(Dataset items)
····················
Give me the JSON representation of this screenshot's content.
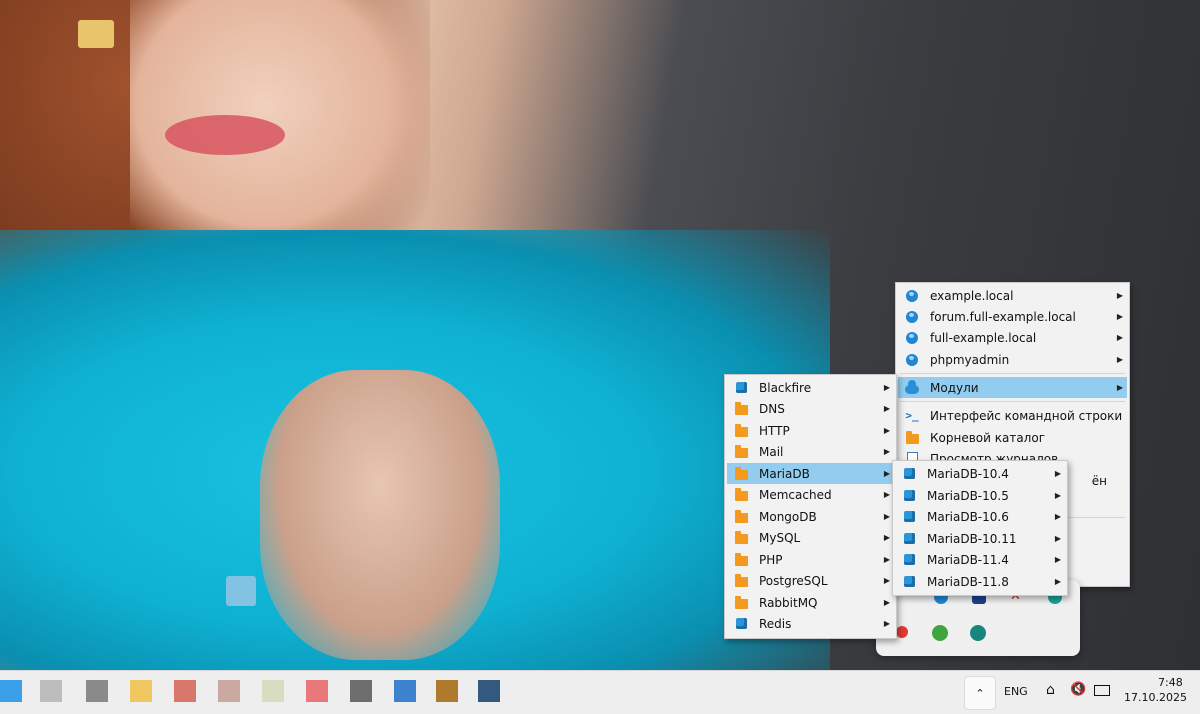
{
  "modules_menu": {
    "items": [
      {
        "label": "Blackfire",
        "icon": "cube-icon"
      },
      {
        "label": "DNS",
        "icon": "folder-icon"
      },
      {
        "label": "HTTP",
        "icon": "folder-icon"
      },
      {
        "label": "Mail",
        "icon": "folder-icon"
      },
      {
        "label": "MariaDB",
        "icon": "folder-icon",
        "highlighted": true
      },
      {
        "label": "Memcached",
        "icon": "folder-icon"
      },
      {
        "label": "MongoDB",
        "icon": "folder-icon"
      },
      {
        "label": "MySQL",
        "icon": "folder-icon"
      },
      {
        "label": "PHP",
        "icon": "folder-icon"
      },
      {
        "label": "PostgreSQL",
        "icon": "folder-icon"
      },
      {
        "label": "RabbitMQ",
        "icon": "folder-icon"
      },
      {
        "label": "Redis",
        "icon": "cube-icon"
      }
    ]
  },
  "main_menu": {
    "items": [
      {
        "label": "example.local",
        "icon": "globe-icon"
      },
      {
        "label": "forum.full-example.local",
        "icon": "globe-icon"
      },
      {
        "label": "full-example.local",
        "icon": "globe-icon"
      },
      {
        "label": "phpmyadmin",
        "icon": "globe-icon"
      },
      {
        "label": "Модули",
        "icon": "cloud-icon",
        "highlighted": true
      },
      {
        "label": "Интерфейс командной строки",
        "icon": "terminal-icon"
      },
      {
        "label": "Корневой каталог",
        "icon": "folder-icon"
      },
      {
        "label": "Просмотр журналов",
        "icon": "document-icon"
      },
      {
        "label": "ён",
        "icon": "none"
      }
    ]
  },
  "mariadb_menu": {
    "items": [
      {
        "label": "MariaDB-10.4"
      },
      {
        "label": "MariaDB-10.5"
      },
      {
        "label": "MariaDB-10.6"
      },
      {
        "label": "MariaDB-10.11"
      },
      {
        "label": "MariaDB-11.4"
      },
      {
        "label": "MariaDB-11.8"
      }
    ]
  },
  "taskbar": {
    "language": "ENG",
    "time": "7:48",
    "date": "17.10.2025",
    "tray_chevron": "chevron-up-icon"
  },
  "colors": {
    "highlight": "#92cdf0",
    "folder": "#f39a1e",
    "accent_blue": "#2b95d8"
  }
}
····················
*Task description:* Write down every line of the data above that includes the string "example".

*Complete response:*
        "label": "example.local",
        "label": "forum.full-example.local",
        "label": "full-example.local",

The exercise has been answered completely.